* What this task involves:
Copy all the data exactly, except the pictures.

* Records from a collection:

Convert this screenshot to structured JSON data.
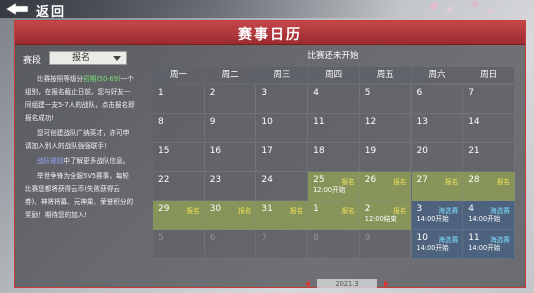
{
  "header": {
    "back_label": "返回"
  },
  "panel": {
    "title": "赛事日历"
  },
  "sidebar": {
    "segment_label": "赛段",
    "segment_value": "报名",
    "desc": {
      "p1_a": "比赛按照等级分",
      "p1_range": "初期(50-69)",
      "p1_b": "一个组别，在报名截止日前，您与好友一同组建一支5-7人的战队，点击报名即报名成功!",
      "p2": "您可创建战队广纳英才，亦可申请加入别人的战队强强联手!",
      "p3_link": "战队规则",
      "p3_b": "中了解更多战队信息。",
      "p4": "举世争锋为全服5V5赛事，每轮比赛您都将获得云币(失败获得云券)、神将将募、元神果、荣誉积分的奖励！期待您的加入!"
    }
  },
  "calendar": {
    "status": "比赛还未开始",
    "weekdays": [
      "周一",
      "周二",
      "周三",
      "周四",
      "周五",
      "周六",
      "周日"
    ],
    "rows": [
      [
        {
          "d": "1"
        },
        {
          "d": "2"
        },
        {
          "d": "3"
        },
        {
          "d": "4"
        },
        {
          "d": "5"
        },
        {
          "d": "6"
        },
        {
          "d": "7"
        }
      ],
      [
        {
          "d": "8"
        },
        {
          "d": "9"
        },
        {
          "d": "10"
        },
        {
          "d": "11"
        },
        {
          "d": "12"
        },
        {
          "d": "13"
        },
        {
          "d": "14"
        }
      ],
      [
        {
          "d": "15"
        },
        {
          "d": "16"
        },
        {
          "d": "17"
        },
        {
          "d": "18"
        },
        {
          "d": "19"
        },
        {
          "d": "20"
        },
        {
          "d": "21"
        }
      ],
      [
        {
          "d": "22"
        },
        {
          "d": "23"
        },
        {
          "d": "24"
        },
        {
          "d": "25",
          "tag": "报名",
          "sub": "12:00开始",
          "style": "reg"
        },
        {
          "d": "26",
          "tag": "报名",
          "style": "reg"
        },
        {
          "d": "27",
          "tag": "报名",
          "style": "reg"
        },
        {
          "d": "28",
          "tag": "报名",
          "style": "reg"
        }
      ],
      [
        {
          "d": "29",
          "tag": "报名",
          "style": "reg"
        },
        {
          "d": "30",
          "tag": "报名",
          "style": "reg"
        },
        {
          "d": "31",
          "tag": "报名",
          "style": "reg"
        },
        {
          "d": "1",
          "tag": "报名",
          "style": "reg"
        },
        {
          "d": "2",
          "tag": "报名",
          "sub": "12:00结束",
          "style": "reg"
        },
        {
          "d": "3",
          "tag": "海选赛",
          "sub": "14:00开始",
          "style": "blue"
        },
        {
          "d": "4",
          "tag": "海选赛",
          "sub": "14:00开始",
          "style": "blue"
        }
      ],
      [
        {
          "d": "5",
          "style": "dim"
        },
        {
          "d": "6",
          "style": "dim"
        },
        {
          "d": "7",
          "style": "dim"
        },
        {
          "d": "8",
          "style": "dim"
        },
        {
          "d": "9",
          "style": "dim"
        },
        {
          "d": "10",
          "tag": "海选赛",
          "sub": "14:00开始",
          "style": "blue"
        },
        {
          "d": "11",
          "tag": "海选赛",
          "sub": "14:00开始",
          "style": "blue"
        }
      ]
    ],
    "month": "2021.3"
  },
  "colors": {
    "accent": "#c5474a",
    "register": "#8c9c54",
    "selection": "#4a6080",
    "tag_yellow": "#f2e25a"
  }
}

* Answer to the exercise:
Convert this screenshot to structured JSON data.
{
  "header": {
    "back_label": "返回"
  },
  "panel": {
    "title": "赛事日历"
  },
  "sidebar": {
    "segment_label": "赛段",
    "segment_value": "报名",
    "desc": {
      "p1_a": "比赛按照等级分",
      "p1_range": "初期(50-69)",
      "p1_b": "一个组别，在报名截止日前，您与好友一同组建一支5-7人的战队，点击报名即报名成功!",
      "p2": "您可创建战队广纳英才，亦可申请加入别人的战队强强联手!",
      "p3_link": "战队规则",
      "p3_b": "中了解更多战队信息。",
      "p4": "举世争锋为全服5V5赛事，每轮比赛您都将获得云币(失败获得云券)、神将将募、元神果、荣誉积分的奖励！期待您的加入!"
    }
  },
  "calendar": {
    "status": "比赛还未开始",
    "weekdays": [
      "周一",
      "周二",
      "周三",
      "周四",
      "周五",
      "周六",
      "周日"
    ],
    "rows": [
      [
        {
          "d": "1"
        },
        {
          "d": "2"
        },
        {
          "d": "3"
        },
        {
          "d": "4"
        },
        {
          "d": "5"
        },
        {
          "d": "6"
        },
        {
          "d": "7"
        }
      ],
      [
        {
          "d": "8"
        },
        {
          "d": "9"
        },
        {
          "d": "10"
        },
        {
          "d": "11"
        },
        {
          "d": "12"
        },
        {
          "d": "13"
        },
        {
          "d": "14"
        }
      ],
      [
        {
          "d": "15"
        },
        {
          "d": "16"
        },
        {
          "d": "17"
        },
        {
          "d": "18"
        },
        {
          "d": "19"
        },
        {
          "d": "20"
        },
        {
          "d": "21"
        }
      ],
      [
        {
          "d": "22"
        },
        {
          "d": "23"
        },
        {
          "d": "24"
        },
        {
          "d": "25",
          "tag": "报名",
          "sub": "12:00开始",
          "style": "reg"
        },
        {
          "d": "26",
          "tag": "报名",
          "style": "reg"
        },
        {
          "d": "27",
          "tag": "报名",
          "style": "reg"
        },
        {
          "d": "28",
          "tag": "报名",
          "style": "reg"
        }
      ],
      [
        {
          "d": "29",
          "tag": "报名",
          "style": "reg"
        },
        {
          "d": "30",
          "tag": "报名",
          "style": "reg"
        },
        {
          "d": "31",
          "tag": "报名",
          "style": "reg"
        },
        {
          "d": "1",
          "tag": "报名",
          "style": "reg"
        },
        {
          "d": "2",
          "tag": "报名",
          "sub": "12:00结束",
          "style": "reg"
        },
        {
          "d": "3",
          "tag": "海选赛",
          "sub": "14:00开始",
          "style": "blue"
        },
        {
          "d": "4",
          "tag": "海选赛",
          "sub": "14:00开始",
          "style": "blue"
        }
      ],
      [
        {
          "d": "5",
          "style": "dim"
        },
        {
          "d": "6",
          "style": "dim"
        },
        {
          "d": "7",
          "style": "dim"
        },
        {
          "d": "8",
          "style": "dim"
        },
        {
          "d": "9",
          "style": "dim"
        },
        {
          "d": "10",
          "tag": "海选赛",
          "sub": "14:00开始",
          "style": "blue"
        },
        {
          "d": "11",
          "tag": "海选赛",
          "sub": "14:00开始",
          "style": "blue"
        }
      ]
    ],
    "month": "2021.3"
  },
  "colors": {
    "accent": "#c5474a",
    "register": "#8c9c54",
    "selection": "#4a6080",
    "tag_yellow": "#f2e25a"
  }
}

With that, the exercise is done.